##### RECORDS
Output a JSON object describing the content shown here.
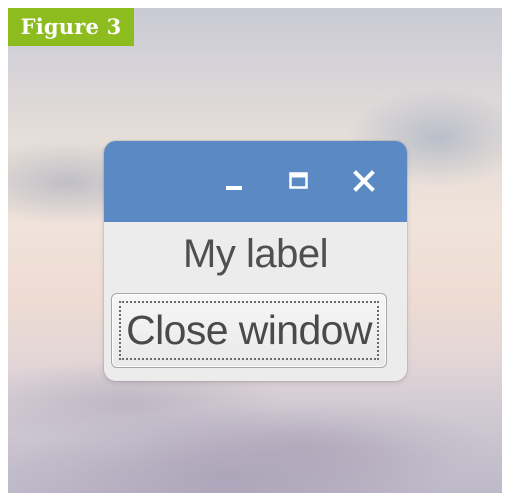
{
  "figure": {
    "badge": "Figure 3",
    "badge_color": "#8cbc1e"
  },
  "window": {
    "titlebar_color": "#5a89c4",
    "controls": [
      {
        "name": "minimize",
        "icon": "minimize-icon"
      },
      {
        "name": "maximize",
        "icon": "maximize-icon"
      },
      {
        "name": "close",
        "icon": "close-icon"
      }
    ],
    "label": "My label",
    "button_label": "Close window"
  }
}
##########
PROBLEM: Leave the pictures out and reproduce all of the records exactly.

RIGHT ANSWER:
Output a JSON object describing the content shown here.
{
  "figure": {
    "badge": "Figure 3",
    "badge_color": "#8cbc1e"
  },
  "window": {
    "titlebar_color": "#5a89c4",
    "controls": [
      {
        "name": "minimize",
        "icon": "minimize-icon"
      },
      {
        "name": "maximize",
        "icon": "maximize-icon"
      },
      {
        "name": "close",
        "icon": "close-icon"
      }
    ],
    "label": "My label",
    "button_label": "Close window"
  }
}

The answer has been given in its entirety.